* WHAT THE TASK ASKS: Go through the material below and count the lines with the string "LIABILITY"; the number is the whole answer.

* RECORDS FOR THIS EXERCISE:
★ ★ ★ ★

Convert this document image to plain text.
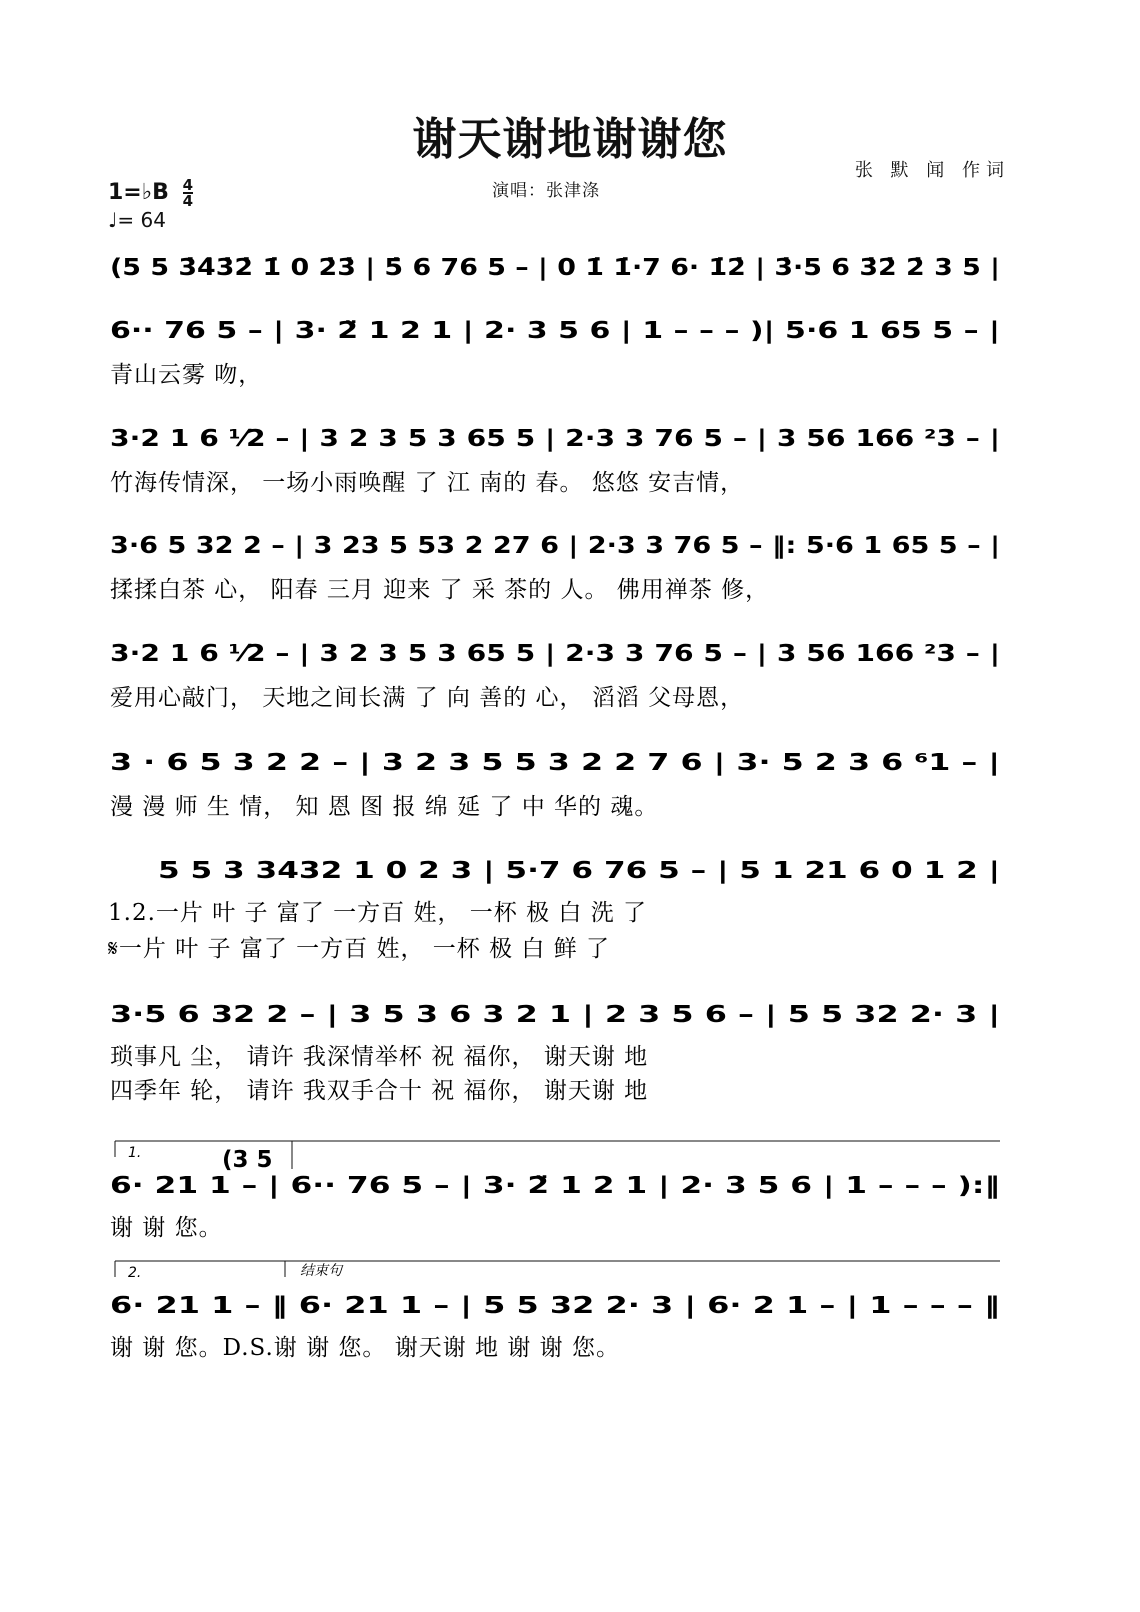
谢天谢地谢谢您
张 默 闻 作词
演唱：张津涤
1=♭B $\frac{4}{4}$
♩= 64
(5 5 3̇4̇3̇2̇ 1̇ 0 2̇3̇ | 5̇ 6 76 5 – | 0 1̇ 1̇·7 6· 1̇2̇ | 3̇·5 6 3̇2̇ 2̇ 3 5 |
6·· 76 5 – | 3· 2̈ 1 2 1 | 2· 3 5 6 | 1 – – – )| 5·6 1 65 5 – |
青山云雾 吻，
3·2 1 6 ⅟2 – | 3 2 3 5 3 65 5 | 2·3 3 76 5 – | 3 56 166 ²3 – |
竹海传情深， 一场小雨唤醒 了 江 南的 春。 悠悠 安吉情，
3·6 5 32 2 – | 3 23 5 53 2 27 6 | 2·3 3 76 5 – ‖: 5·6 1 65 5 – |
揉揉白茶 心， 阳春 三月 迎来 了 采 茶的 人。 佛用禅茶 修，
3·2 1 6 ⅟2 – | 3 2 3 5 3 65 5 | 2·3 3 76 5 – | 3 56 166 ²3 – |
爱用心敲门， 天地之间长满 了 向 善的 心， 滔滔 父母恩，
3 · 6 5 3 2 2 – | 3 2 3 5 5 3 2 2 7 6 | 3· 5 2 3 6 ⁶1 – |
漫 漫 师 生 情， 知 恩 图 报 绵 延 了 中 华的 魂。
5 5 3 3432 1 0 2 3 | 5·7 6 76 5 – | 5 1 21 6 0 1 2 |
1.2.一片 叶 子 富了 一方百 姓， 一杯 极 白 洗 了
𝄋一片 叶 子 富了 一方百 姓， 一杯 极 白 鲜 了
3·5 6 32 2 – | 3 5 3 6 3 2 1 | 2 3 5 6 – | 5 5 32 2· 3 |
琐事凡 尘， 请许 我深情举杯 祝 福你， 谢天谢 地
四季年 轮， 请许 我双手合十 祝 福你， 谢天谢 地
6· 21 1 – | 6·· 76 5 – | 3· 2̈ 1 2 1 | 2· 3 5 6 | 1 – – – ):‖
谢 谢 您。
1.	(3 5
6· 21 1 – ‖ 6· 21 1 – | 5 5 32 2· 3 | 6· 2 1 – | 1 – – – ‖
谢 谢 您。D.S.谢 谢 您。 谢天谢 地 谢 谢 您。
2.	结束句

★ ★ ★ ★

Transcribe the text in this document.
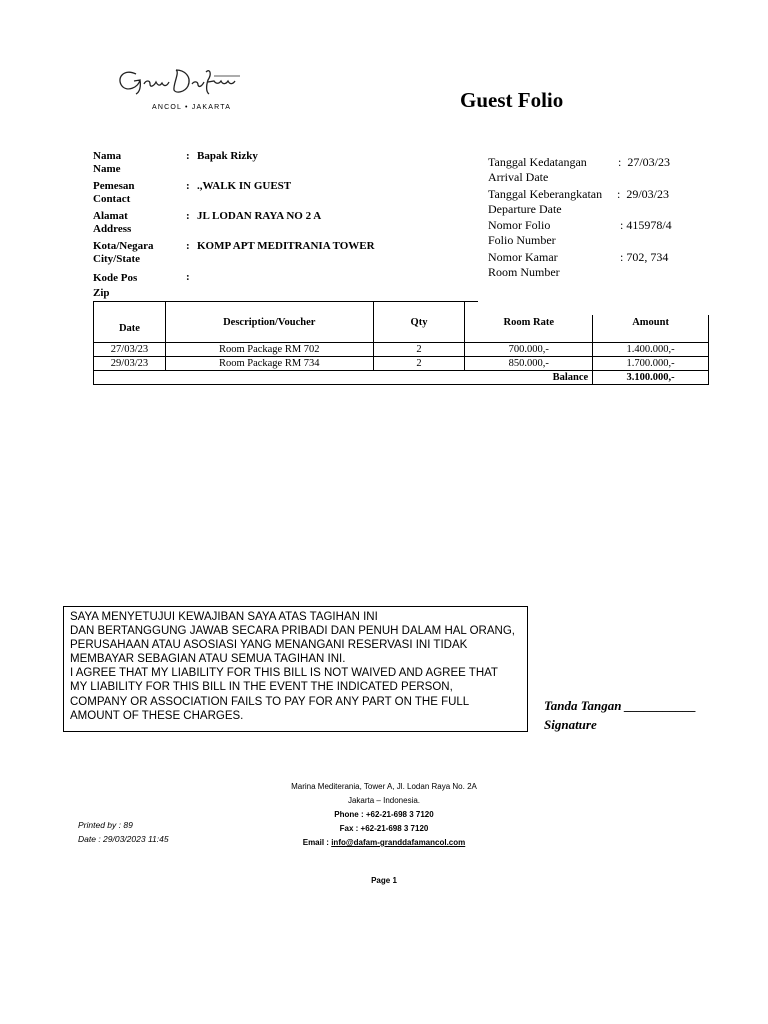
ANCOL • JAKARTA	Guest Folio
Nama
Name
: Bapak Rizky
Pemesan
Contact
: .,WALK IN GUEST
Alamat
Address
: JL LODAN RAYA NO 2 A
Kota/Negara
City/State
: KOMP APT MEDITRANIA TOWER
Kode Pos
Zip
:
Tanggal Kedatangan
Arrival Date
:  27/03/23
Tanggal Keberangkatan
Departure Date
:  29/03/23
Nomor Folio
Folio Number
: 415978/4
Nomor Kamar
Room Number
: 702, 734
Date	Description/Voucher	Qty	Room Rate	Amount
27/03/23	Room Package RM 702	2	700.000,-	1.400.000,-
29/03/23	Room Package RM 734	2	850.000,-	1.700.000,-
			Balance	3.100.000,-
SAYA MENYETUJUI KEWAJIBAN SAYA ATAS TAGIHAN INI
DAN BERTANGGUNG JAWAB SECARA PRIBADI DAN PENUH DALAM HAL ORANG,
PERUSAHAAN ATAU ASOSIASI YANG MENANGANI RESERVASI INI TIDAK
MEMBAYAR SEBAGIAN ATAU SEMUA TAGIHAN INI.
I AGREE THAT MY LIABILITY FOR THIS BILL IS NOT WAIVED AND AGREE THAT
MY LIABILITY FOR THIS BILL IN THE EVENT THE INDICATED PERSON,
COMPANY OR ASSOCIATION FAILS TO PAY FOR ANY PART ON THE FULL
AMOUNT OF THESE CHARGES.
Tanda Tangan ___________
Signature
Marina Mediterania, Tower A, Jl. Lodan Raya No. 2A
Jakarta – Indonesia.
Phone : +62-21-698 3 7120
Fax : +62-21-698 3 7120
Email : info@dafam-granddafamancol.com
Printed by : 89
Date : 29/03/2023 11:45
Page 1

★ ★ ★ ★

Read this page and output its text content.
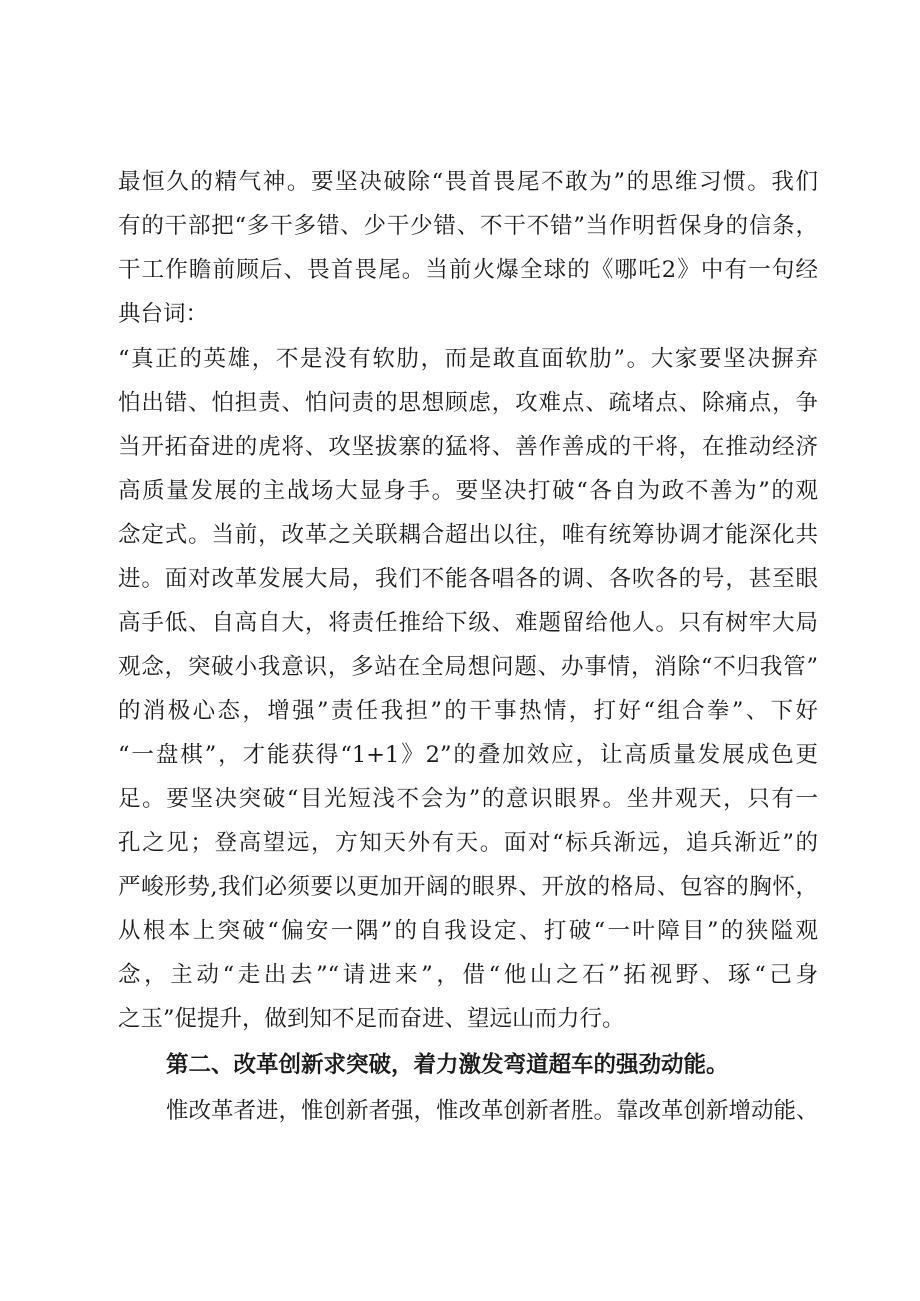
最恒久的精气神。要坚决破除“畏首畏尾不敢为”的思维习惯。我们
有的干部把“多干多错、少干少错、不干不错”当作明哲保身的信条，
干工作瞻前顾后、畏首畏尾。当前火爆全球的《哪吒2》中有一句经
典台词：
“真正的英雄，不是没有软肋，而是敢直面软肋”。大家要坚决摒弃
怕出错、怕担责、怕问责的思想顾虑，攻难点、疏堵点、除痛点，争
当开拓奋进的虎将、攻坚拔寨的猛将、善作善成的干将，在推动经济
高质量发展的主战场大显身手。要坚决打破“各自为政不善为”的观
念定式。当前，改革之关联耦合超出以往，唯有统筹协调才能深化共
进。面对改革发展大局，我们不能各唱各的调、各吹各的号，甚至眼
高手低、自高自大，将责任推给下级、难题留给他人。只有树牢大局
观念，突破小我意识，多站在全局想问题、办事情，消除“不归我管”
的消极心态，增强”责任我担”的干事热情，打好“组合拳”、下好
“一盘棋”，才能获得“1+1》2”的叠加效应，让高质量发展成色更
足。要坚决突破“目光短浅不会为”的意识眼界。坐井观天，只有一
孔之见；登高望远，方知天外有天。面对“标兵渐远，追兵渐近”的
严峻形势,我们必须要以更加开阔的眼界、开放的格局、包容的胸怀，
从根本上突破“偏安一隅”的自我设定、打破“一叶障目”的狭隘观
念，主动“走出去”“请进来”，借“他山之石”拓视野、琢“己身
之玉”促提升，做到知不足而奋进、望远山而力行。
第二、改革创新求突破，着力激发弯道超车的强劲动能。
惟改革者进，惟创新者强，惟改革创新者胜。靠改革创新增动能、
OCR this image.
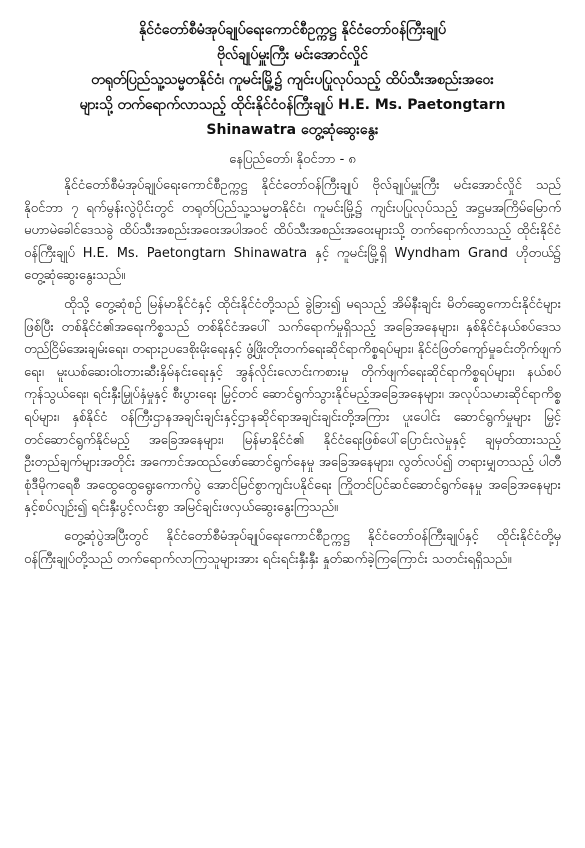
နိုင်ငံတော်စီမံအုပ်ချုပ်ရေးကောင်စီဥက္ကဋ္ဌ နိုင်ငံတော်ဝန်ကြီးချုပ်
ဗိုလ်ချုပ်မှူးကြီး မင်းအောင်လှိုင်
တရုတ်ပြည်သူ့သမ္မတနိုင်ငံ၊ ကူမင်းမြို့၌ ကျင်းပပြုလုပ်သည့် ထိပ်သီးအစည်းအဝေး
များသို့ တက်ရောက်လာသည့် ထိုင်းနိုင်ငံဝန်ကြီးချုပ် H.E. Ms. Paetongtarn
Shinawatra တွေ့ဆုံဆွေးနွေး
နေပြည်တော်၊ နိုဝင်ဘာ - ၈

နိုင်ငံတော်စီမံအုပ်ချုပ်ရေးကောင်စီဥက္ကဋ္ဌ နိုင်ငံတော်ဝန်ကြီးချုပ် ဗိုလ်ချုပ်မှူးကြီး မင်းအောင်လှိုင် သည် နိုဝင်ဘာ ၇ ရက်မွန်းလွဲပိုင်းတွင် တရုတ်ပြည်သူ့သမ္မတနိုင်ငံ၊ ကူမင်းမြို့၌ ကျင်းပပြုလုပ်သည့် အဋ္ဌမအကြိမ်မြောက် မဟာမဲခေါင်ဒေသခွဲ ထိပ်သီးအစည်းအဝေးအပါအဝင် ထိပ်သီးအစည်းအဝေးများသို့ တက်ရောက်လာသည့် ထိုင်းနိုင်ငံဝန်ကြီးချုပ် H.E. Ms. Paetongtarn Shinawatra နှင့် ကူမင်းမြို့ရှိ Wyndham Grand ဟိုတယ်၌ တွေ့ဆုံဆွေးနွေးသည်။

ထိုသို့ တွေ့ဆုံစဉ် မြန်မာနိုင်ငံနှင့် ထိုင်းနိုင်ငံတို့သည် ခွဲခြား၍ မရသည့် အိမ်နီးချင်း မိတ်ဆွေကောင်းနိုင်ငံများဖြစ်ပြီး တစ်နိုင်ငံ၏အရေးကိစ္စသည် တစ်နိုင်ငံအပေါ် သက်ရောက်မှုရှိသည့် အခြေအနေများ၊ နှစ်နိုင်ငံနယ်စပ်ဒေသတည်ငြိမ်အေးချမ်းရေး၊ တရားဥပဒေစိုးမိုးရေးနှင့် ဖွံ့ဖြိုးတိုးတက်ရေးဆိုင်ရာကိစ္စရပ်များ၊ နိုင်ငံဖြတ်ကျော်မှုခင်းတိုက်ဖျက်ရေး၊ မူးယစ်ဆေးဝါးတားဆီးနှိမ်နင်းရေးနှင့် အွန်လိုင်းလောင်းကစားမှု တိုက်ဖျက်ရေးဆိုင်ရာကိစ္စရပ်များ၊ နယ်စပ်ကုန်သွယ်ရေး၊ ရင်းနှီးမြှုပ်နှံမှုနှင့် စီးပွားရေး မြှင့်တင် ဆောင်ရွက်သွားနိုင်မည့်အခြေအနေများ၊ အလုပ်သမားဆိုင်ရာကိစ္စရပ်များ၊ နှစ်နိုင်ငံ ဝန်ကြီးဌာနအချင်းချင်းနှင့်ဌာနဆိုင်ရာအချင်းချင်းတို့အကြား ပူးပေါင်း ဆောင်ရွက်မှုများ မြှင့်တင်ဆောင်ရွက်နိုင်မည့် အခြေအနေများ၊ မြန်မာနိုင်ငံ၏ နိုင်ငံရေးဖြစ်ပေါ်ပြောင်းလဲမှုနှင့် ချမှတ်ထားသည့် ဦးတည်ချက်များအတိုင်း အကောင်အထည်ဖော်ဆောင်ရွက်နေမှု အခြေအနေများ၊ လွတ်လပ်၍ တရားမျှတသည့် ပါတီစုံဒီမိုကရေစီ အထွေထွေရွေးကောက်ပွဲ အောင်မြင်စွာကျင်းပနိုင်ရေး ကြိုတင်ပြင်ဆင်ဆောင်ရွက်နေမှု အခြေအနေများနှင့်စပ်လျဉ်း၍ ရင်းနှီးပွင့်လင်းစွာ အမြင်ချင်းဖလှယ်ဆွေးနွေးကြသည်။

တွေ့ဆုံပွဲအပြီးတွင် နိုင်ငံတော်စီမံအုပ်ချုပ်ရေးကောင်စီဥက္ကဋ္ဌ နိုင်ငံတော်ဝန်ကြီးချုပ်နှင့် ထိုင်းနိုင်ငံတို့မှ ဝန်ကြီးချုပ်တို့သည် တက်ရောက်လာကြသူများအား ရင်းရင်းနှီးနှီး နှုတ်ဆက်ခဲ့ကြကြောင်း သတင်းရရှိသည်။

★ ★ ★ ★

* RIGHT ANSWER: 2